**Stated exercise**
Report how many lines of these entries hold the string "Canada"; reply with the number alone.

**Dataset records**
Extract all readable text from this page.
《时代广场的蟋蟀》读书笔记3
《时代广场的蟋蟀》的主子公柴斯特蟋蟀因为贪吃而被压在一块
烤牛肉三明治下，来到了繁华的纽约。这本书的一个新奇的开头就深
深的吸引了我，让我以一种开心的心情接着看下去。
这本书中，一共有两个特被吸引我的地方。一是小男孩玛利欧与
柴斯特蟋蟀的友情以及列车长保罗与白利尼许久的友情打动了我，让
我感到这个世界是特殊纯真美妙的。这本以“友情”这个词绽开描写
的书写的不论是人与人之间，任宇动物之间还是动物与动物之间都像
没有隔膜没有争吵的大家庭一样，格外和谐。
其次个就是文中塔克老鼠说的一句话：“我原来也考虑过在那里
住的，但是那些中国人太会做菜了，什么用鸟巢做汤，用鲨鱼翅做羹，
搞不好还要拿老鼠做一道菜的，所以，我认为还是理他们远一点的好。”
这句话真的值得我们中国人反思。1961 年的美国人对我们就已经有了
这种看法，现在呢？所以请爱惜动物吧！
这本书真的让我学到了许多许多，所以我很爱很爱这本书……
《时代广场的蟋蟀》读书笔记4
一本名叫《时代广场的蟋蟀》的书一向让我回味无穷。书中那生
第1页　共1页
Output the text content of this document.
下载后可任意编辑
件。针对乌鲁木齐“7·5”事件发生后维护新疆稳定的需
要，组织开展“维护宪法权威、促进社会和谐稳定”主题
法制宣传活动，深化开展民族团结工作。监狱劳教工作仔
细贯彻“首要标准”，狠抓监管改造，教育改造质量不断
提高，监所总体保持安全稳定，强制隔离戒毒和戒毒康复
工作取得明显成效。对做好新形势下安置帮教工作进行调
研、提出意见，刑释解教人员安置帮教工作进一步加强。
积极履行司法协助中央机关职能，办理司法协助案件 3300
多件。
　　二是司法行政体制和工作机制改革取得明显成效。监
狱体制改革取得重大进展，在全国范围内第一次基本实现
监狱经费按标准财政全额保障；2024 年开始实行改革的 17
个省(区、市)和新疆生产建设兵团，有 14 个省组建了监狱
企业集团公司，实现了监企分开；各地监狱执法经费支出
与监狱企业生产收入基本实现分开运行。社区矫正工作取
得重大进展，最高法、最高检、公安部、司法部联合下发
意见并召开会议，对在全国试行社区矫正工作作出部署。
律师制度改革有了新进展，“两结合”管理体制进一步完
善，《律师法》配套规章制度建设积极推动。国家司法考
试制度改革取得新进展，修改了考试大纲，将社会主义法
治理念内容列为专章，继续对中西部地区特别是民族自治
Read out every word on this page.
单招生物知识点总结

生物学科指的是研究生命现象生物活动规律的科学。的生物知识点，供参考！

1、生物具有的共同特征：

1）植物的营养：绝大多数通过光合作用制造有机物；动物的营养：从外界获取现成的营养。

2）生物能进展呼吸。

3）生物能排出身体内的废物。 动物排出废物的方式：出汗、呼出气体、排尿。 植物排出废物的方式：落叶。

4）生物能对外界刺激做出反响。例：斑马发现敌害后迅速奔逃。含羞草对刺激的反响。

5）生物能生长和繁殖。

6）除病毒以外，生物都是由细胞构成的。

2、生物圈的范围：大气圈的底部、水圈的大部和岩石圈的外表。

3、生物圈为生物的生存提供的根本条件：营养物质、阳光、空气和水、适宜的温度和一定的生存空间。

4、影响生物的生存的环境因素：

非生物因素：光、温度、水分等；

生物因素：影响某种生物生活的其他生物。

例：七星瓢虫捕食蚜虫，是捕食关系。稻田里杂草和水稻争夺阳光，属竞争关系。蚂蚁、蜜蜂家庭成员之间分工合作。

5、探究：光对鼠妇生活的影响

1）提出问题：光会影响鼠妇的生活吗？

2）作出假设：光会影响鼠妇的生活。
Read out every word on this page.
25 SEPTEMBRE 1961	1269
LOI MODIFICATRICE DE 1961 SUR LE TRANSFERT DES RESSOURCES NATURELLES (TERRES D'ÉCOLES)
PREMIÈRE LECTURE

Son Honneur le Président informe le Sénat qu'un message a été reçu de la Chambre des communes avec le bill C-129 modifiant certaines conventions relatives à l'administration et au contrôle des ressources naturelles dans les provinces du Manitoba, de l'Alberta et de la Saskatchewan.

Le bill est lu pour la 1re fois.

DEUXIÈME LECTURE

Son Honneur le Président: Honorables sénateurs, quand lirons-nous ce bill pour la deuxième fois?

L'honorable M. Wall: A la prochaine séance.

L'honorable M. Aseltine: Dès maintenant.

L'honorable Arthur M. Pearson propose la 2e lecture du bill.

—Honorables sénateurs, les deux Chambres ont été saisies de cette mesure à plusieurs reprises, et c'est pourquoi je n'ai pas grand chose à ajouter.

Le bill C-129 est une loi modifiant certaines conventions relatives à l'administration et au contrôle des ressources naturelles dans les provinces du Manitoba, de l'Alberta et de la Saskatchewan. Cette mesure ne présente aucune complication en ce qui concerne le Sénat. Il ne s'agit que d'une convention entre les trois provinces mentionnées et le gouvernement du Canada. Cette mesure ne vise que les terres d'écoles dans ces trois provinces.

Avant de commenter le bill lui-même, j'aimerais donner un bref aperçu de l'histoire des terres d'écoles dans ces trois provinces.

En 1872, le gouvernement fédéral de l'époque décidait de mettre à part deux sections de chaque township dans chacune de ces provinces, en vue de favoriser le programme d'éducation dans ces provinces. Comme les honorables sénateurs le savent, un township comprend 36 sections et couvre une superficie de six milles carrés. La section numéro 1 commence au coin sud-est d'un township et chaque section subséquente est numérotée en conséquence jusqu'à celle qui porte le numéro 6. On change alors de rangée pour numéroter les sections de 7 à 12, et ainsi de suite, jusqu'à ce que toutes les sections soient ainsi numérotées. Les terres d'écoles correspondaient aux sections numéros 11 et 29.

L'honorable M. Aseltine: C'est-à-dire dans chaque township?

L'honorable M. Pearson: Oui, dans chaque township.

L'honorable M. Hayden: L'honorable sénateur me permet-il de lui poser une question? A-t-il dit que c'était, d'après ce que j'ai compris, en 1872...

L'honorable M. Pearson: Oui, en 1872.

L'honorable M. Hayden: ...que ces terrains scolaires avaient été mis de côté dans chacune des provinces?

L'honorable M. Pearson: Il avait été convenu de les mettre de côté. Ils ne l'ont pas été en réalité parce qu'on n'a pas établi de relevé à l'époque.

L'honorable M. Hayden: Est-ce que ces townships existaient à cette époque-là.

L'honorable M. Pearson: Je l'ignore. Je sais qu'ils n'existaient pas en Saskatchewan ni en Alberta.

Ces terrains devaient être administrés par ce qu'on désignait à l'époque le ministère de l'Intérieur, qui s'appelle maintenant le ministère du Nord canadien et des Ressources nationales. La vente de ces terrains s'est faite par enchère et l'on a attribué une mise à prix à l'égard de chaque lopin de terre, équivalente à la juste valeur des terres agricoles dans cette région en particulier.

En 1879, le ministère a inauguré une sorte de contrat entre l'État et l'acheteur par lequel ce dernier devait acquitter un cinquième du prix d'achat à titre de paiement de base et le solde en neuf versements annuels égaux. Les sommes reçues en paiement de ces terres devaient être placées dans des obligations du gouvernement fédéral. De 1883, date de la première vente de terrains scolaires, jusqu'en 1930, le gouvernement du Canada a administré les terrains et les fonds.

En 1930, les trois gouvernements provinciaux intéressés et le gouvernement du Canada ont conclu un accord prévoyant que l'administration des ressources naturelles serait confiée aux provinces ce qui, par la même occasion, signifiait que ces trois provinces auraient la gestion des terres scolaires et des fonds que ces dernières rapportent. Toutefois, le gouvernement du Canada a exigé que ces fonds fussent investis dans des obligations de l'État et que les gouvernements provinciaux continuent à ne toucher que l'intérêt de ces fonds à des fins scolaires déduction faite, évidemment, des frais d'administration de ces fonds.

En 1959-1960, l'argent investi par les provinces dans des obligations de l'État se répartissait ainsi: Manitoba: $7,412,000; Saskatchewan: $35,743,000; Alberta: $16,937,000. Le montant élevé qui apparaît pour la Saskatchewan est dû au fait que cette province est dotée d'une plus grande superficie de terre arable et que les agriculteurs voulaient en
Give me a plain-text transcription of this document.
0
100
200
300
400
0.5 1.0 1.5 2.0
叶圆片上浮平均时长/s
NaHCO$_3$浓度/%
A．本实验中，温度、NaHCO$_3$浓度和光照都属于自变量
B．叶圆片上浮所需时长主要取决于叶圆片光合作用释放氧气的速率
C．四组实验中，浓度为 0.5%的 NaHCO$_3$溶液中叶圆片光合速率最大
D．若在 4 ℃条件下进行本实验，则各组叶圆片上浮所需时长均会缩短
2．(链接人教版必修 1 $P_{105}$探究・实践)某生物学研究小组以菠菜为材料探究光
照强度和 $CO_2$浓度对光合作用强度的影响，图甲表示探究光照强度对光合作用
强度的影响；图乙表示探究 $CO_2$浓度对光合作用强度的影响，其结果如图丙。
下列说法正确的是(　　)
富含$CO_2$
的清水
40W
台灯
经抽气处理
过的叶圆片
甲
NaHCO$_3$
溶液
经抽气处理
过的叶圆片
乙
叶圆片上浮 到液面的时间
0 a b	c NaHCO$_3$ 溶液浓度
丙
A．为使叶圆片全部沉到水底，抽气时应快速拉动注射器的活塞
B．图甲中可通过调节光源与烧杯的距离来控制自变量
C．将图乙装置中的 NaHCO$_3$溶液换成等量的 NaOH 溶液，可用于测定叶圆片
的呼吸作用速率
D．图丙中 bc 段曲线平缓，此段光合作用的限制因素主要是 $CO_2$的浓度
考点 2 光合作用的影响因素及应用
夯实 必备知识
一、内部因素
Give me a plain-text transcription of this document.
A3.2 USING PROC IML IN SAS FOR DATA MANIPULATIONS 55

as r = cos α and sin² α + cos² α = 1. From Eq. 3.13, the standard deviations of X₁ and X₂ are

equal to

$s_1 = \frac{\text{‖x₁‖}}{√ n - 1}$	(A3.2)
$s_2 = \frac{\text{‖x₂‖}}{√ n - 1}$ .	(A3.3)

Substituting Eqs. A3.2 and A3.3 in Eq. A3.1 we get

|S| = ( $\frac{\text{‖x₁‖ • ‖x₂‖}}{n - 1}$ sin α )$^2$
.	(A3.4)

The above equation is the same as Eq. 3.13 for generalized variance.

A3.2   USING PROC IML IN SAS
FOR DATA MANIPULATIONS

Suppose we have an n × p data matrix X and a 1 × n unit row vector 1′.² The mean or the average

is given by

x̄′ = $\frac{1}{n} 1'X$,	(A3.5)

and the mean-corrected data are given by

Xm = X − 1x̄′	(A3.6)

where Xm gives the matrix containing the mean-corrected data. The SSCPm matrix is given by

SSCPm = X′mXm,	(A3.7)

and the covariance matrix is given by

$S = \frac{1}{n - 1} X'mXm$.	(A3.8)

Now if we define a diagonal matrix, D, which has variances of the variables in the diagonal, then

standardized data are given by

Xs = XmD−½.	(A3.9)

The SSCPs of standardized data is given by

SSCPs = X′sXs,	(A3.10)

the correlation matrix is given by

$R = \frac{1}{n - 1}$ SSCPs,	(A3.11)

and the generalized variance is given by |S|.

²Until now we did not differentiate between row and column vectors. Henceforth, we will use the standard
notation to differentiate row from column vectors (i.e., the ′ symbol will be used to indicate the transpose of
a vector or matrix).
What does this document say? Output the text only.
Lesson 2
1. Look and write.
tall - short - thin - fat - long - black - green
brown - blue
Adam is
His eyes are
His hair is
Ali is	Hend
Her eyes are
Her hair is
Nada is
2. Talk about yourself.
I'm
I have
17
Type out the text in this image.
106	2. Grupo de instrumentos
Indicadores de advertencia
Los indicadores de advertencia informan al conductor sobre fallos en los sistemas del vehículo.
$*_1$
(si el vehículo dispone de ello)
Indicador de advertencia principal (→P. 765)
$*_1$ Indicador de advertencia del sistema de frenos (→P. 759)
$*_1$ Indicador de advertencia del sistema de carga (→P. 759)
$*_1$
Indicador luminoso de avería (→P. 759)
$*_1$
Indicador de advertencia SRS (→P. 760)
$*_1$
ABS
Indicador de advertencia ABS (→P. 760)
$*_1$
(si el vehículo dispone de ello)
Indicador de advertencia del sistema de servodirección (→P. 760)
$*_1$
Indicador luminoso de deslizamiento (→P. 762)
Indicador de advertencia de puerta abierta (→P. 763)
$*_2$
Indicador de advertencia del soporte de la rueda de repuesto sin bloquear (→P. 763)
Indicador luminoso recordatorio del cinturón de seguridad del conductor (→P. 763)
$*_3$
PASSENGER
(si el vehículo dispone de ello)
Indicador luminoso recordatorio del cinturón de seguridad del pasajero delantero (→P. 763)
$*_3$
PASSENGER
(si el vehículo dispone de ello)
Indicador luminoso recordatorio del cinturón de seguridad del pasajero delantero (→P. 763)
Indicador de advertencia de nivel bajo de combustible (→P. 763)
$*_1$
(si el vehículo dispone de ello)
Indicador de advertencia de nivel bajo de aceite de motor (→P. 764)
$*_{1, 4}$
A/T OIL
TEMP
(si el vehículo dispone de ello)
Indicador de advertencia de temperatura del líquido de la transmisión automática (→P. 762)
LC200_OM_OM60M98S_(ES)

**Correct response**
3